Short task: Only lines with the string "démissionnaire" matter here; gather them from the material below.

Dataset content:

** BEGIN **

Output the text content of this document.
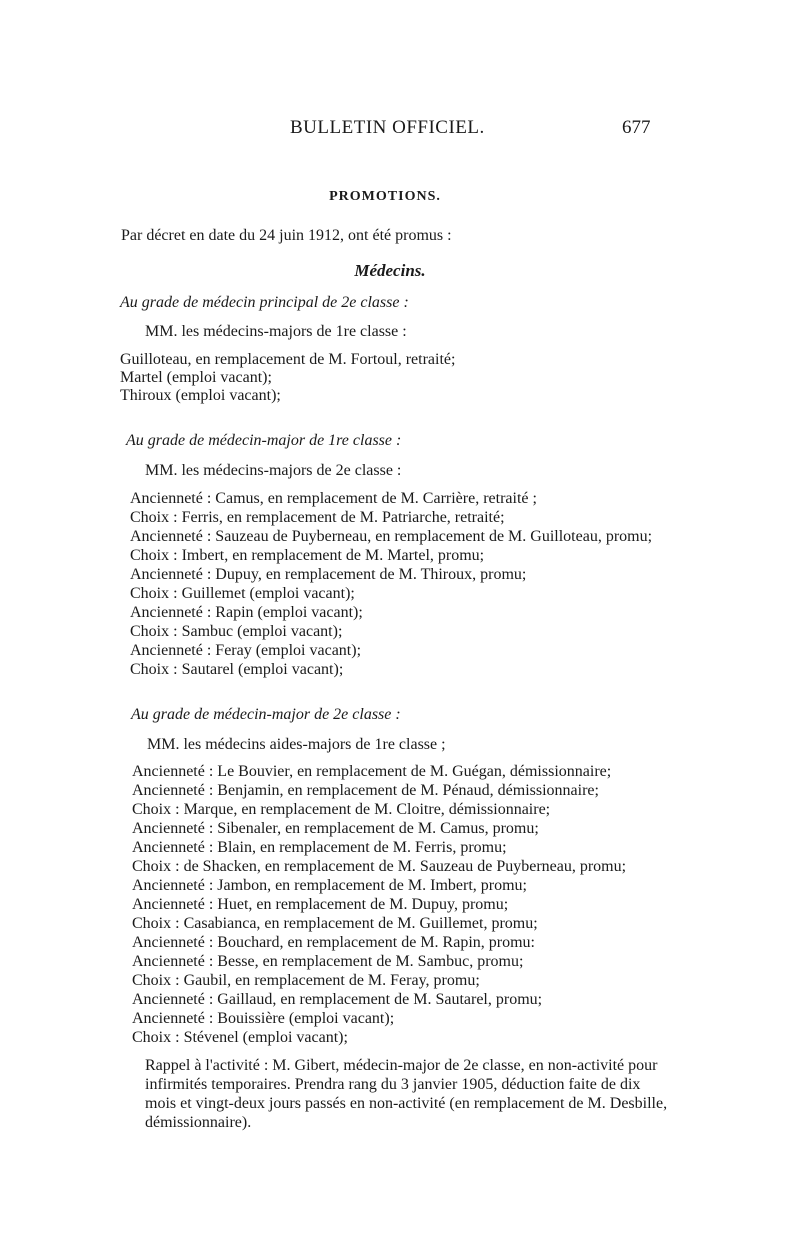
BULLETIN OFFICIEL.	677
PROMOTIONS.
Par décret en date du 24 juin 1912, ont été promus :
Médecins.
Au grade de médecin principal de 2e classe :
MM. les médecins-majors de 1re classe :
Guilloteau, en remplacement de M. Fortoul, retraité;
Martel (emploi vacant);
Thiroux (emploi vacant);
Au grade de médecin-major de 1re classe :
MM. les médecins-majors de 2e classe :
Ancienneté : Camus, en remplacement de M. Carrière, retraité ;
Choix : Ferris, en remplacement de M. Patriarche, retraité;
Ancienneté : Sauzeau de Puyberneau, en remplacement de M. Guilloteau, promu;
Choix : Imbert, en remplacement de M. Martel, promu;
Ancienneté : Dupuy, en remplacement de M. Thiroux, promu;
Choix : Guillemet (emploi vacant);
Ancienneté : Rapin (emploi vacant);
Choix : Sambuc (emploi vacant);
Ancienneté : Feray (emploi vacant);
Choix : Sautarel (emploi vacant);
Au grade de médecin-major de 2e classe :
MM. les médecins aides-majors de 1re classe ;
Ancienneté : Le Bouvier, en remplacement de M. Guégan, démissionnaire;
Ancienneté : Benjamin, en remplacement de M. Pénaud, démissionnaire;
Choix : Marque, en remplacement de M. Cloitre, démissionnaire;
Ancienneté : Sibenaler, en remplacement de M. Camus, promu;
Ancienneté : Blain, en remplacement de M. Ferris, promu;
Choix : de Shacken, en remplacement de M. Sauzeau de Puyberneau, promu;
Ancienneté : Jambon, en remplacement de M. Imbert, promu;
Ancienneté : Huet, en remplacement de M. Dupuy, promu;
Choix : Casabianca, en remplacement de M. Guillemet, promu;
Ancienneté : Bouchard, en remplacement de M. Rapin, promu:
Ancienneté : Besse, en remplacement de M. Sambuc, promu;
Choix : Gaubil, en remplacement de M. Feray, promu;
Ancienneté : Gaillaud, en remplacement de M. Sautarel, promu;
Ancienneté : Bouissière (emploi vacant);
Choix : Stévenel (emploi vacant);
Rappel à l'activité : M. Gibert, médecin-major de 2e classe, en non-activité pour
infirmités temporaires. Prendra rang du 3 janvier 1905, déduction faite de dix
mois et vingt-deux jours passés en non-activité (en remplacement de M. Desbille,
démissionnaire).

** END **

Output of the task:
Ancienneté : Le Bouvier, en remplacement de M. Guégan, démissionnaire;
Ancienneté : Benjamin, en remplacement de M. Pénaud, démissionnaire;
Choix : Marque, en remplacement de M. Cloitre, démissionnaire;
démissionnaire).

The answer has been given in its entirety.